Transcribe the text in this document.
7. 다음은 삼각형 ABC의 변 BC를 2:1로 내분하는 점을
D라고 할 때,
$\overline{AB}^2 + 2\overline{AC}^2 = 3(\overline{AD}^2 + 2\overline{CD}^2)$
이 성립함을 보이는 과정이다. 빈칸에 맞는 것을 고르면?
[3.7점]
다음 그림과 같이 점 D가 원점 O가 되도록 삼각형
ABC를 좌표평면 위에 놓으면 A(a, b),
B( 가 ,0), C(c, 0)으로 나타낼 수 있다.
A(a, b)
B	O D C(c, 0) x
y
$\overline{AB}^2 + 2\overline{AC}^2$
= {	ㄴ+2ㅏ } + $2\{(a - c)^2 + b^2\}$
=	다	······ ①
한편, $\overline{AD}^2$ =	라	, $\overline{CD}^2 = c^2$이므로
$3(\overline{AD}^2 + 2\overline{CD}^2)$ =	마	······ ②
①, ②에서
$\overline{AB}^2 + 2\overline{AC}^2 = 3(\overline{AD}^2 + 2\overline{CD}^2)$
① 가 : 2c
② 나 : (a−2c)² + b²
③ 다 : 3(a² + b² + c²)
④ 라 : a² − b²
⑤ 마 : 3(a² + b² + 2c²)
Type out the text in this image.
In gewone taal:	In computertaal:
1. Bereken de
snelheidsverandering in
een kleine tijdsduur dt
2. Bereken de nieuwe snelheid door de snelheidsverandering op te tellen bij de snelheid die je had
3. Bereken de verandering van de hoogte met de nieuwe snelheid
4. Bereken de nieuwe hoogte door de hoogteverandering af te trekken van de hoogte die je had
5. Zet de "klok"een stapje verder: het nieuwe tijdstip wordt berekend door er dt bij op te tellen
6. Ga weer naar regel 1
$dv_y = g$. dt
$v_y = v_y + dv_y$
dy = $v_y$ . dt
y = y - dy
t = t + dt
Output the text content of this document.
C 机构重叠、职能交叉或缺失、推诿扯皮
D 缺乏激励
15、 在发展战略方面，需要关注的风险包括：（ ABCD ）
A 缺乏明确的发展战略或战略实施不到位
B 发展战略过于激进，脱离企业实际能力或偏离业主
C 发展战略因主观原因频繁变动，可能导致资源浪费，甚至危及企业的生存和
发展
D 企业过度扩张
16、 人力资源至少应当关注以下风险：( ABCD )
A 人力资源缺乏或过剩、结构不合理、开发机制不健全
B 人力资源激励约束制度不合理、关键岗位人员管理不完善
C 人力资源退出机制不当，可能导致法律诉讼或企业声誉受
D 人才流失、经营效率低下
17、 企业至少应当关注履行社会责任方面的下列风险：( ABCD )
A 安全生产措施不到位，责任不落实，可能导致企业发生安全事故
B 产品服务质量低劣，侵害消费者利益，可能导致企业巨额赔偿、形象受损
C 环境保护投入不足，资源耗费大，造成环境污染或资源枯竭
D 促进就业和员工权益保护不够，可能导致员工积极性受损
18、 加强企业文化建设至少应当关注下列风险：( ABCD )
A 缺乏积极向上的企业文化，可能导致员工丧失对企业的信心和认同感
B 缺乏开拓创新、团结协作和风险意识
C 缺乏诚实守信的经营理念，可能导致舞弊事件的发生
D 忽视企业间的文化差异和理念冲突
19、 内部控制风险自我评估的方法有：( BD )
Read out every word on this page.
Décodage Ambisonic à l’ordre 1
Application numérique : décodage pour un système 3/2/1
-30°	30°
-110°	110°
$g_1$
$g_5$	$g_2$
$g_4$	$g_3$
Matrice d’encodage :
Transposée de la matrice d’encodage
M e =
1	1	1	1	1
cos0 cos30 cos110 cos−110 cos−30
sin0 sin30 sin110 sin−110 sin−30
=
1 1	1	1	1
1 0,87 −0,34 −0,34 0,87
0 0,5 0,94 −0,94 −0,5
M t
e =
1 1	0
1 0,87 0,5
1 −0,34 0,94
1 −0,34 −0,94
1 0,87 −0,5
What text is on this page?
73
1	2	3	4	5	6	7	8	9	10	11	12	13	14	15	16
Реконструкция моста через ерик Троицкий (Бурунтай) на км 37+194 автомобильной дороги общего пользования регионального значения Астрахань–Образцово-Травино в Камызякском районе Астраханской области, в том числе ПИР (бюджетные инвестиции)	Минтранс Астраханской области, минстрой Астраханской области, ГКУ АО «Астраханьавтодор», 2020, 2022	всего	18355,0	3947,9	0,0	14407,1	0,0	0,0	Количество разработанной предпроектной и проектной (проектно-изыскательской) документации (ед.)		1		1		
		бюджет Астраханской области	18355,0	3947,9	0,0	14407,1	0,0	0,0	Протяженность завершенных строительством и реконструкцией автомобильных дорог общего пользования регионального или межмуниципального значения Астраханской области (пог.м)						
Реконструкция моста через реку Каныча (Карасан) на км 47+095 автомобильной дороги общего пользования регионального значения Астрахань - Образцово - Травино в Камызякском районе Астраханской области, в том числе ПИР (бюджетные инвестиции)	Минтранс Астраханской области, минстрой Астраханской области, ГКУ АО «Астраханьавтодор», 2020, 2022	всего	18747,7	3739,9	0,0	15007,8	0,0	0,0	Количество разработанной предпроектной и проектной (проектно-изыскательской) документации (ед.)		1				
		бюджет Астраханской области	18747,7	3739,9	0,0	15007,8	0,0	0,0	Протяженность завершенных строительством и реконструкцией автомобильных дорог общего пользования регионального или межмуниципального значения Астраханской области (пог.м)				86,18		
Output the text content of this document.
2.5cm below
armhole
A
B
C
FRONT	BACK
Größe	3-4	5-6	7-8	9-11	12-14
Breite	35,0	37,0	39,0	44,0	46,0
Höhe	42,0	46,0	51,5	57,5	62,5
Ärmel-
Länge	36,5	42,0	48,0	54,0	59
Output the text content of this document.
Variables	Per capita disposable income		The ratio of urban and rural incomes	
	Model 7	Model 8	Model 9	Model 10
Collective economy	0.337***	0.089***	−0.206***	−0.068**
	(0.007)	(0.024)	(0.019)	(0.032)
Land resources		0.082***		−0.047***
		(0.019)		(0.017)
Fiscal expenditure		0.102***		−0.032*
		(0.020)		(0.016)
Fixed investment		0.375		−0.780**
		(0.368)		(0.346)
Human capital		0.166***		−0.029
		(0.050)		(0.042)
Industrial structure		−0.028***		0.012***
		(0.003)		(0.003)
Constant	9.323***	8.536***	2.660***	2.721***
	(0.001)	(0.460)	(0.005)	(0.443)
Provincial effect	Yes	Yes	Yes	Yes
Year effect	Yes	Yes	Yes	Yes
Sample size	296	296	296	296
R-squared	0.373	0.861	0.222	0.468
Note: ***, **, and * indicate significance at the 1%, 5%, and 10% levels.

WRITTEN EXERCISE
Retype the whole listing above exactly.

REPLY
Transcribe the text in this document.
7. 다음은 삼각형 ABC의 변 BC를 2:1로 내분하는 점을
D라고 할 때,
$\overline{AB}^2 + 2\overline{AC}^2 = 3(\overline{AD}^2 + 2\overline{CD}^2)$
이 성립함을 보이는 과정이다. 빈칸에 맞는 것을 고르면?
[3.7점]
다음 그림과 같이 점 D가 원점 O가 되도록 삼각형
ABC를 좌표평면 위에 놓으면 A(a, b),
B( 가 ,0), C(c, 0)으로 나타낼 수 있다.
A(a, b)
B	O D C(c, 0) x
y
$\overline{AB}^2 + 2\overline{AC}^2$
= {	ㄴ+2ㅏ } + $2\{(a - c)^2 + b^2\}$
=	다	······ ①
한편, $\overline{AD}^2$ =	라	, $\overline{CD}^2 = c^2$이므로
$3(\overline{AD}^2 + 2\overline{CD}^2)$ =	마	······ ②
①, ②에서
$\overline{AB}^2 + 2\overline{AC}^2 = 3(\overline{AD}^2 + 2\overline{CD}^2)$
① 가 : 2c
② 나 : (a−2c)² + b²
③ 다 : 3(a² + b² + c²)
④ 라 : a² − b²
⑤ 마 : 3(a² + b² + 2c²)
Type out the text in this image.
In gewone taal:	In computertaal:
1. Bereken de
snelheidsverandering in
een kleine tijdsduur dt
2. Bereken de nieuwe snelheid door de snelheidsverandering op te tellen bij de snelheid die je had
3. Bereken de verandering van de hoogte met de nieuwe snelheid
4. Bereken de nieuwe hoogte door de hoogteverandering af te trekken van de hoogte die je had
5. Zet de "klok"een stapje verder: het nieuwe tijdstip wordt berekend door er dt bij op te tellen
6. Ga weer naar regel 1
$dv_y = g$. dt
$v_y = v_y + dv_y$
dy = $v_y$ . dt
y = y - dy
t = t + dt
Output the text content of this document.
C 机构重叠、职能交叉或缺失、推诿扯皮
D 缺乏激励
15、 在发展战略方面，需要关注的风险包括：（ ABCD ）
A 缺乏明确的发展战略或战略实施不到位
B 发展战略过于激进，脱离企业实际能力或偏离业主
C 发展战略因主观原因频繁变动，可能导致资源浪费，甚至危及企业的生存和
发展
D 企业过度扩张
16、 人力资源至少应当关注以下风险：( ABCD )
A 人力资源缺乏或过剩、结构不合理、开发机制不健全
B 人力资源激励约束制度不合理、关键岗位人员管理不完善
C 人力资源退出机制不当，可能导致法律诉讼或企业声誉受
D 人才流失、经营效率低下
17、 企业至少应当关注履行社会责任方面的下列风险：( ABCD )
A 安全生产措施不到位，责任不落实，可能导致企业发生安全事故
B 产品服务质量低劣，侵害消费者利益，可能导致企业巨额赔偿、形象受损
C 环境保护投入不足，资源耗费大，造成环境污染或资源枯竭
D 促进就业和员工权益保护不够，可能导致员工积极性受损
18、 加强企业文化建设至少应当关注下列风险：( ABCD )
A 缺乏积极向上的企业文化，可能导致员工丧失对企业的信心和认同感
B 缺乏开拓创新、团结协作和风险意识
C 缺乏诚实守信的经营理念，可能导致舞弊事件的发生
D 忽视企业间的文化差异和理念冲突
19、 内部控制风险自我评估的方法有：( BD )
Read out every word on this page.
Décodage Ambisonic à l’ordre 1
Application numérique : décodage pour un système 3/2/1
-30°	30°
-110°	110°
$g_1$
$g_5$	$g_2$
$g_4$	$g_3$
Matrice d’encodage :
Transposée de la matrice d’encodage
M e =
1	1	1	1	1
cos0 cos30 cos110 cos−110 cos−30
sin0 sin30 sin110 sin−110 sin−30
=
1 1	1	1	1
1 0,87 −0,34 −0,34 0,87
0 0,5 0,94 −0,94 −0,5
M t
e =
1 1	0
1 0,87 0,5
1 −0,34 0,94
1 −0,34 −0,94
1 0,87 −0,5
What text is on this page?
73
1	2	3	4	5	6	7	8	9	10	11	12	13	14	15	16
Реконструкция моста через ерик Троицкий (Бурунтай) на км 37+194 автомобильной дороги общего пользования регионального значения Астрахань–Образцово-Травино в Камызякском районе Астраханской области, в том числе ПИР (бюджетные инвестиции)	Минтранс Астраханской области, минстрой Астраханской области, ГКУ АО «Астраханьавтодор», 2020, 2022	всего	18355,0	3947,9	0,0	14407,1	0,0	0,0	Количество разработанной предпроектной и проектной (проектно-изыскательской) документации (ед.)		1		1		
		бюджет Астраханской области	18355,0	3947,9	0,0	14407,1	0,0	0,0	Протяженность завершенных строительством и реконструкцией автомобильных дорог общего пользования регионального или межмуниципального значения Астраханской области (пог.м)						
Реконструкция моста через реку Каныча (Карасан) на км 47+095 автомобильной дороги общего пользования регионального значения Астрахань - Образцово - Травино в Камызякском районе Астраханской области, в том числе ПИР (бюджетные инвестиции)	Минтранс Астраханской области, минстрой Астраханской области, ГКУ АО «Астраханьавтодор», 2020, 2022	всего	18747,7	3739,9	0,0	15007,8	0,0	0,0	Количество разработанной предпроектной и проектной (проектно-изыскательской) документации (ед.)		1				
		бюджет Астраханской области	18747,7	3739,9	0,0	15007,8	0,0	0,0	Протяженность завершенных строительством и реконструкцией автомобильных дорог общего пользования регионального или межмуниципального значения Астраханской области (пог.м)				86,18		
Output the text content of this document.
2.5cm below
armhole
A
B
C
FRONT	BACK
Größe	3-4	5-6	7-8	9-11	12-14
Breite	35,0	37,0	39,0	44,0	46,0
Höhe	42,0	46,0	51,5	57,5	62,5
Ärmel-
Länge	36,5	42,0	48,0	54,0	59
Output the text content of this document.
Variables	Per capita disposable income		The ratio of urban and rural incomes	
	Model 7	Model 8	Model 9	Model 10
Collective economy	0.337***	0.089***	−0.206***	−0.068**
	(0.007)	(0.024)	(0.019)	(0.032)
Land resources		0.082***		−0.047***
		(0.019)		(0.017)
Fiscal expenditure		0.102***		−0.032*
		(0.020)		(0.016)
Fixed investment		0.375		−0.780**
		(0.368)		(0.346)
Human capital		0.166***		−0.029
		(0.050)		(0.042)
Industrial structure		−0.028***		0.012***
		(0.003)		(0.003)
Constant	9.323***	8.536***	2.660***	2.721***
	(0.001)	(0.460)	(0.005)	(0.443)
Provincial effect	Yes	Yes	Yes	Yes
Year effect	Yes	Yes	Yes	Yes
Sample size	296	296	296	296
R-squared	0.373	0.861	0.222	0.468
Note: ***, **, and * indicate significance at the 1%, 5%, and 10% levels.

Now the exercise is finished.